- [WHAT IS EXPECTED]
From the line that contains "Transcribe the text in this document." down to the last line of the data below, restate every line word for word, skipping any images.

Saved data entries:

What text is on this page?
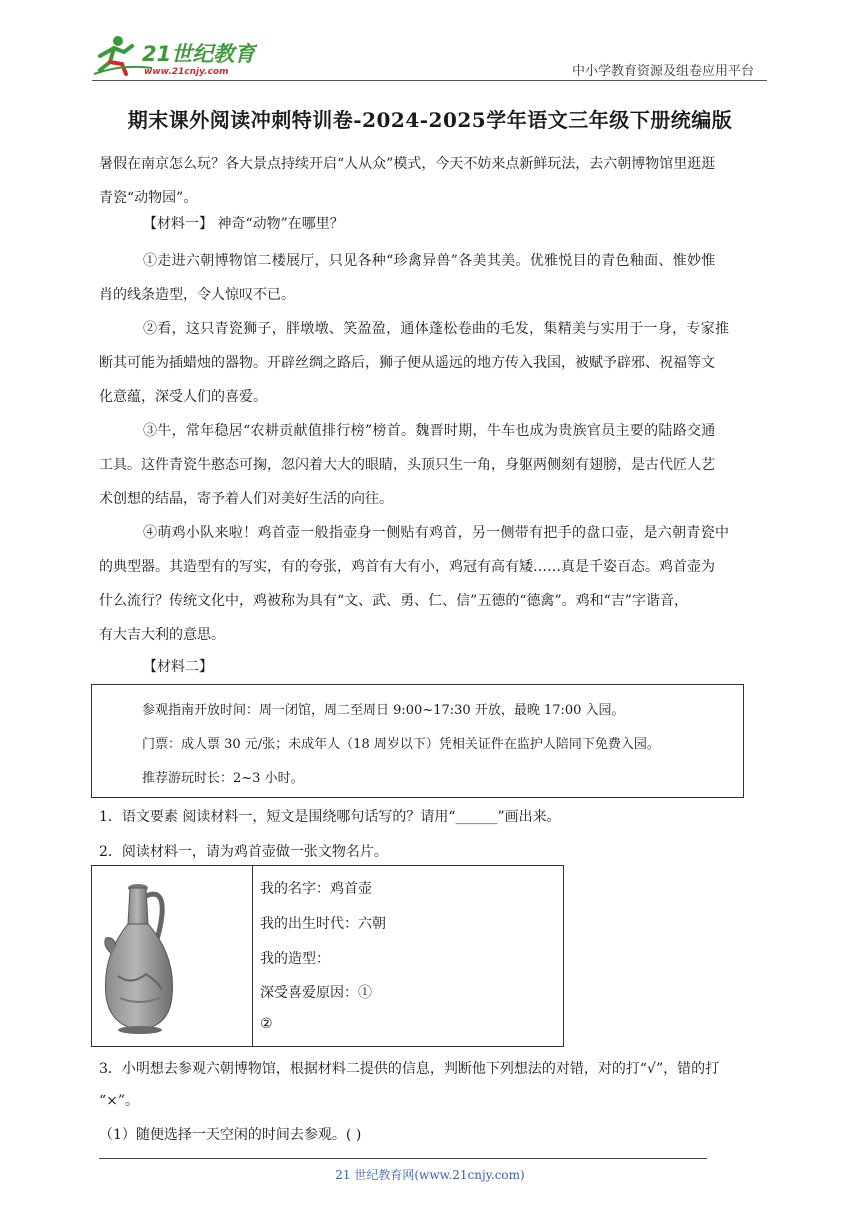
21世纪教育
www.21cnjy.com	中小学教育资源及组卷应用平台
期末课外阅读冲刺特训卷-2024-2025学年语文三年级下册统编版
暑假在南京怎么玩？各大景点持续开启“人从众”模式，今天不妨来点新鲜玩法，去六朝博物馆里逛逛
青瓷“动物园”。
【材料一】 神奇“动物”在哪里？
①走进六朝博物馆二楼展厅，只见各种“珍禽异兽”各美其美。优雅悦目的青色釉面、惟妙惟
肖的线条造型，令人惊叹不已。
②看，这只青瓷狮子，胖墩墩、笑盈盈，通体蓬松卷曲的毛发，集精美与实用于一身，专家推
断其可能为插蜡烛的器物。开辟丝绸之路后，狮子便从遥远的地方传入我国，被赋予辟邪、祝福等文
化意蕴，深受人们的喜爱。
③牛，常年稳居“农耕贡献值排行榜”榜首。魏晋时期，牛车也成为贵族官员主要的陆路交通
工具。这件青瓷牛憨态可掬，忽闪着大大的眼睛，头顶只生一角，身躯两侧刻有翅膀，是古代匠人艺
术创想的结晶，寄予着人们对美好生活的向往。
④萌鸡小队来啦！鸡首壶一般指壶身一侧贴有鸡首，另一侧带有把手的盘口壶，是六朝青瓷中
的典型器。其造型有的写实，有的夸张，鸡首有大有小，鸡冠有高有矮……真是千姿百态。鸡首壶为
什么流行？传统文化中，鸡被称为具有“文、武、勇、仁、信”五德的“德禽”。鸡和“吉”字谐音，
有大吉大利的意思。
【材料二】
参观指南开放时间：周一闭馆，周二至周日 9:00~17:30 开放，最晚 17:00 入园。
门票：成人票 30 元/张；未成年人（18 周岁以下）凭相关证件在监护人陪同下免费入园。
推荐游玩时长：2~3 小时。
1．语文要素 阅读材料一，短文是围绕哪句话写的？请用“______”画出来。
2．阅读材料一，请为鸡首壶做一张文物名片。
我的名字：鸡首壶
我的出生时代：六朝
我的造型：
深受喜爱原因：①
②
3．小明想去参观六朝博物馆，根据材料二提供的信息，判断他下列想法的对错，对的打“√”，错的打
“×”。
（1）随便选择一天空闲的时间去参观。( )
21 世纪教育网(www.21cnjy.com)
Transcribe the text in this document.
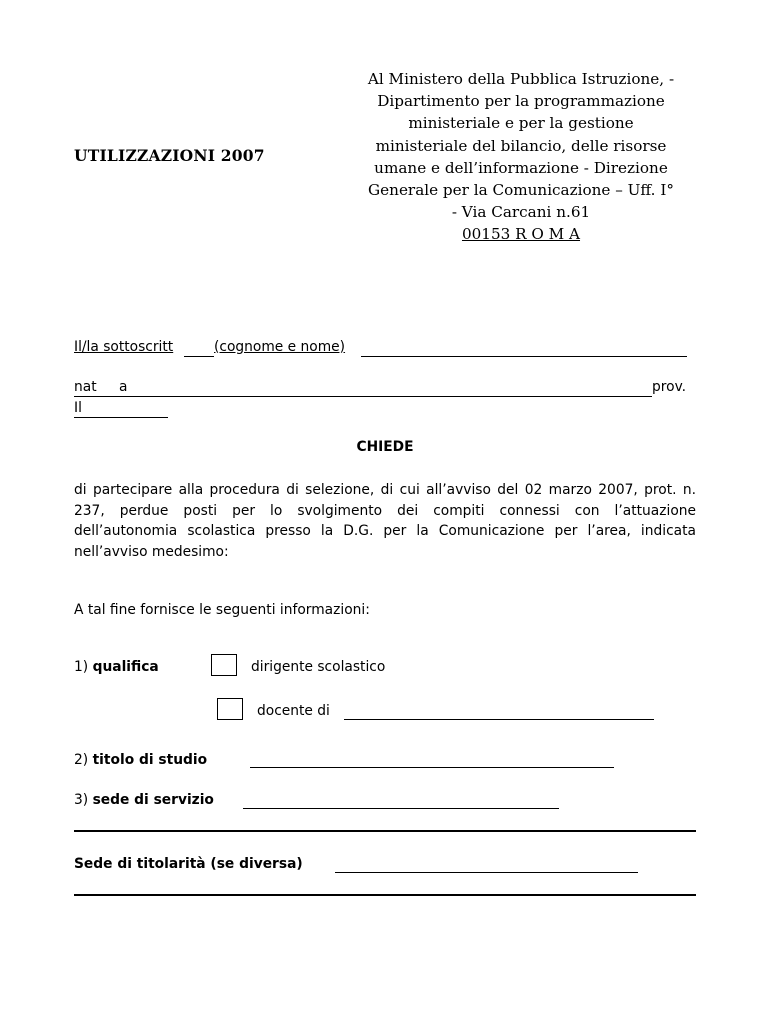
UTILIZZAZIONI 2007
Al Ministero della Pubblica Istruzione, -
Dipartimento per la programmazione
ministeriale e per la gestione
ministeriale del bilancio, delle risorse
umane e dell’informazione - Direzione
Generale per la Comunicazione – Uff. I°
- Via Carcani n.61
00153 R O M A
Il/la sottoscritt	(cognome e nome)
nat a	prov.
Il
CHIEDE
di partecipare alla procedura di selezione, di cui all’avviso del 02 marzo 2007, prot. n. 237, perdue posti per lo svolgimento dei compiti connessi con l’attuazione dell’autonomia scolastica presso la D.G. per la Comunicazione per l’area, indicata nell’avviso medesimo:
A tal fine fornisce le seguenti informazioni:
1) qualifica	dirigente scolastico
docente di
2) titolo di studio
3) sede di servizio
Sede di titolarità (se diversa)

- [WRITTEN SOLUTION]
Transcribe the text in this document.
UTILIZZAZIONI 2007
Al Ministero della Pubblica Istruzione, -
Dipartimento per la programmazione
ministeriale e per la gestione
ministeriale del bilancio, delle risorse
umane e dell’informazione - Direzione
Generale per la Comunicazione – Uff. I°
- Via Carcani n.61
00153 R O M A
Il/la sottoscritt	(cognome e nome)
nat a	prov.
Il
CHIEDE
di partecipare alla procedura di selezione, di cui all’avviso del 02 marzo 2007, prot. n. 237, perdue posti per lo svolgimento dei compiti connessi con l’attuazione dell’autonomia scolastica presso la D.G. per la Comunicazione per l’area, indicata nell’avviso medesimo:
A tal fine fornisce le seguenti informazioni:
1) qualifica	dirigente scolastico
docente di
2) titolo di studio
3) sede di servizio
Sede di titolarità (se diversa)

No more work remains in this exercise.